EXERCISE DETAILS – Return the exact lines spanning from the line with "OCR this image." through the last line of the entries, boundaries included, and no others.

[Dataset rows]

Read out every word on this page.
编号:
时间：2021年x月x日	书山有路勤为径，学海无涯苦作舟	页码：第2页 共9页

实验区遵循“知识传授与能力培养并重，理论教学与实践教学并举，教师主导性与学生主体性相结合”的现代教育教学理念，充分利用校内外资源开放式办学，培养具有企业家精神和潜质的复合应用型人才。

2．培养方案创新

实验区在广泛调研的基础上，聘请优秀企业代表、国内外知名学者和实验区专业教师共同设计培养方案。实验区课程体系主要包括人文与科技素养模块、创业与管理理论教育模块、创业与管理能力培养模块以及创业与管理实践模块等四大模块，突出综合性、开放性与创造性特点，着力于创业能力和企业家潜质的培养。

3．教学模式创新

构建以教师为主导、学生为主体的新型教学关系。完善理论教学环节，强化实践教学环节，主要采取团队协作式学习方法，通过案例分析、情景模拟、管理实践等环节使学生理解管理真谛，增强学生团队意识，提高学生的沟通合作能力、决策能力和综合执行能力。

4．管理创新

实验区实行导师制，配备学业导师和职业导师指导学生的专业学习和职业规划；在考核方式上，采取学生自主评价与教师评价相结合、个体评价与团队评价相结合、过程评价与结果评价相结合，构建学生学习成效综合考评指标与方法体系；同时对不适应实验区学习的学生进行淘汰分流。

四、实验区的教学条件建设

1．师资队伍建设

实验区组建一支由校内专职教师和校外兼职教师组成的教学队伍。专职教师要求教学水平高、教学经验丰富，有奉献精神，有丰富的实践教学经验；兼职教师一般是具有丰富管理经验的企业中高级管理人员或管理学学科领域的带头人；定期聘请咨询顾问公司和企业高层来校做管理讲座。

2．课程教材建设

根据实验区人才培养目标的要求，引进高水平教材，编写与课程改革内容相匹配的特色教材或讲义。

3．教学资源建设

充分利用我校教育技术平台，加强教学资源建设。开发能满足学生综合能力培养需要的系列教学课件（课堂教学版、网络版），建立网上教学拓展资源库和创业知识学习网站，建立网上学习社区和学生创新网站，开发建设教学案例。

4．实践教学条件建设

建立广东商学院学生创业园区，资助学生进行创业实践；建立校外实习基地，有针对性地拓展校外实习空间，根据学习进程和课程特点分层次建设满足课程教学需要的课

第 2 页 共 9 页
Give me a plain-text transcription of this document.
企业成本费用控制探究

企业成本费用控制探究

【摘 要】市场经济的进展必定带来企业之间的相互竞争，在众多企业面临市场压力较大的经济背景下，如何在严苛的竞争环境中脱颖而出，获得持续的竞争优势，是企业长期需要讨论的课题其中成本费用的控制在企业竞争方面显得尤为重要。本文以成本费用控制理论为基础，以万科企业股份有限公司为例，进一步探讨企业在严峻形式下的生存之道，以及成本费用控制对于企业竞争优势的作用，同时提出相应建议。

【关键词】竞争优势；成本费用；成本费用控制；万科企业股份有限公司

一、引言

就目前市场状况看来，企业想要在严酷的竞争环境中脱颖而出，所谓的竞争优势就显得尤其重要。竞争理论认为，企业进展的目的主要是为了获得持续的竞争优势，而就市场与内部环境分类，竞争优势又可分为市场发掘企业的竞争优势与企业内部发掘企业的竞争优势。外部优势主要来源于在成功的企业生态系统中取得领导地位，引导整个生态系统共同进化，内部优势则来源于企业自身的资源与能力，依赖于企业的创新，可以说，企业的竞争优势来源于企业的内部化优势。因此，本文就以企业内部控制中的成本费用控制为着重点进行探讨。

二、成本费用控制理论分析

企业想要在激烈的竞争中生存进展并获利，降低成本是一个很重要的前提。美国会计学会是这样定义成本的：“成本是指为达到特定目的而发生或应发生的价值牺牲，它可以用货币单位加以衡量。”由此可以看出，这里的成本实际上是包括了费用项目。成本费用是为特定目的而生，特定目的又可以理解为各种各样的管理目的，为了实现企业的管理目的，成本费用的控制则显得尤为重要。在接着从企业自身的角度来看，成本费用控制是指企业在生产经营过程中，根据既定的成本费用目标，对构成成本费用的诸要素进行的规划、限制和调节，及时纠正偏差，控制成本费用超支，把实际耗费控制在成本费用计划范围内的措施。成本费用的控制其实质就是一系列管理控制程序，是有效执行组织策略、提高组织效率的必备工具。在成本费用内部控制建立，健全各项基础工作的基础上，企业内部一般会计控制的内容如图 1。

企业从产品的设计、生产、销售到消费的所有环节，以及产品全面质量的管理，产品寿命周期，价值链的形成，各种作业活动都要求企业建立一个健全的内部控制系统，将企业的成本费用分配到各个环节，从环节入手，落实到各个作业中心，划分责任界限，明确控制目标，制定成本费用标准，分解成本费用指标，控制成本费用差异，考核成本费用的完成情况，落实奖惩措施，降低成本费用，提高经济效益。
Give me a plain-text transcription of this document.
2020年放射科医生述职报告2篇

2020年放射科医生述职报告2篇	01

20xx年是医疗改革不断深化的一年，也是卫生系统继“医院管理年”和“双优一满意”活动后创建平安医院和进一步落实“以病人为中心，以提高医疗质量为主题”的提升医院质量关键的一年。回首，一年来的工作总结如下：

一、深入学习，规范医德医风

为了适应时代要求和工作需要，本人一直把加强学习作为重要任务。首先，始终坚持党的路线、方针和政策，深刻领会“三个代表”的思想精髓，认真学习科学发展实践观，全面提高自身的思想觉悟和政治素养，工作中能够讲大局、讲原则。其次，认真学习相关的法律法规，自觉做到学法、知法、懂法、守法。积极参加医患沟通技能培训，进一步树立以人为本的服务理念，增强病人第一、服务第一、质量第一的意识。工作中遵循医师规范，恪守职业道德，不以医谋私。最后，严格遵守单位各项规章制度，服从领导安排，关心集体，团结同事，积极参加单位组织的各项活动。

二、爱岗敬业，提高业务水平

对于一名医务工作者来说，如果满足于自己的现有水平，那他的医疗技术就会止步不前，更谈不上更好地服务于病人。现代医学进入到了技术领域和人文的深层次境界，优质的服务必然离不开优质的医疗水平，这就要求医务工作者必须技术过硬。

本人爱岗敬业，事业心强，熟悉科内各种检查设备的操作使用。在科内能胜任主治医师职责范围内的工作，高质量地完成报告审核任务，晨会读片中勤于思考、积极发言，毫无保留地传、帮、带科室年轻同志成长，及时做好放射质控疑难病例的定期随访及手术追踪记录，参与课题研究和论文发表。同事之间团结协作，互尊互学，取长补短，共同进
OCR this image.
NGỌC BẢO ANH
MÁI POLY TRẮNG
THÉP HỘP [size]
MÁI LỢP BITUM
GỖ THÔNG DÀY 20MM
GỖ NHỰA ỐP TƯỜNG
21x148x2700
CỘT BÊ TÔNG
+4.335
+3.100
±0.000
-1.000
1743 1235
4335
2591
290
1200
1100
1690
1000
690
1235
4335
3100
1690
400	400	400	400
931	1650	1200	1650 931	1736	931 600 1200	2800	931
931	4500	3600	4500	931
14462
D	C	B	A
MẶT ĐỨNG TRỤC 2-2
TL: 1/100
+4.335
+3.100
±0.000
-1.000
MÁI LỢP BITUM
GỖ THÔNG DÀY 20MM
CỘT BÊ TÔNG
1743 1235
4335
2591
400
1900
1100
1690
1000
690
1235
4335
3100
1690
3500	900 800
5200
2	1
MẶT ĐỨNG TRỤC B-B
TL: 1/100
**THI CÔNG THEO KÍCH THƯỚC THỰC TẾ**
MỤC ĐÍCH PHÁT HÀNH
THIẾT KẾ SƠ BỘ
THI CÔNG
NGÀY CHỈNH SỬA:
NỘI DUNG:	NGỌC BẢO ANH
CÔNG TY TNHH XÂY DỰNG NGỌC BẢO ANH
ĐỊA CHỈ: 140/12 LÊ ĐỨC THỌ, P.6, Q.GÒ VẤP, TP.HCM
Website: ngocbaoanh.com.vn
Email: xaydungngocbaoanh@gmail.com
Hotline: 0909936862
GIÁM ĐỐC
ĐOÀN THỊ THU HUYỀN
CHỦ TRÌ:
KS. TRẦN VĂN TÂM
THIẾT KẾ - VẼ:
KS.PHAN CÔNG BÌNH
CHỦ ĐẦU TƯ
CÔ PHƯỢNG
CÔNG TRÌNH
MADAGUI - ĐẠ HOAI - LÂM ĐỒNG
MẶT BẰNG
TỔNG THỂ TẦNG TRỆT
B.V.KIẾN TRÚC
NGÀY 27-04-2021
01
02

SOLUTION TO THE PROBLEM –
OCR this image.
NGỌC BẢO ANH
MÁI POLY TRẮNG
THÉP HỘP [size]
MÁI LỢP BITUM
GỖ THÔNG DÀY 20MM
GỖ NHỰA ỐP TƯỜNG
21x148x2700
CỘT BÊ TÔNG
+4.335
+3.100
±0.000
-1.000
1743 1235
4335
2591
290
1200
1100
1690
1000
690
1235
4335
3100
1690
400	400	400	400
931	1650	1200	1650 931	1736	931 600 1200	2800	931
931	4500	3600	4500	931
14462
D	C	B	A
MẶT ĐỨNG TRỤC 2-2
TL: 1/100
+4.335
+3.100
±0.000
-1.000
MÁI LỢP BITUM
GỖ THÔNG DÀY 20MM
CỘT BÊ TÔNG
1743 1235
4335
2591
400
1900
1100
1690
1000
690
1235
4335
3100
1690
3500	900 800
5200
2	1
MẶT ĐỨNG TRỤC B-B
TL: 1/100
**THI CÔNG THEO KÍCH THƯỚC THỰC TẾ**
MỤC ĐÍCH PHÁT HÀNH
THIẾT KẾ SƠ BỘ
THI CÔNG
NGÀY CHỈNH SỬA:
NỘI DUNG:	NGỌC BẢO ANH
CÔNG TY TNHH XÂY DỰNG NGỌC BẢO ANH
ĐỊA CHỈ: 140/12 LÊ ĐỨC THỌ, P.6, Q.GÒ VẤP, TP.HCM
Website: ngocbaoanh.com.vn
Email: xaydungngocbaoanh@gmail.com
Hotline: 0909936862
GIÁM ĐỐC
ĐOÀN THỊ THU HUYỀN
CHỦ TRÌ:
KS. TRẦN VĂN TÂM
THIẾT KẾ - VẼ:
KS.PHAN CÔNG BÌNH
CHỦ ĐẦU TƯ
CÔ PHƯỢNG
CÔNG TRÌNH
MADAGUI - ĐẠ HOAI - LÂM ĐỒNG
MẶT BẰNG
TỔNG THỂ TẦNG TRỆT
B.V.KIẾN TRÚC
NGÀY 27-04-2021
01
02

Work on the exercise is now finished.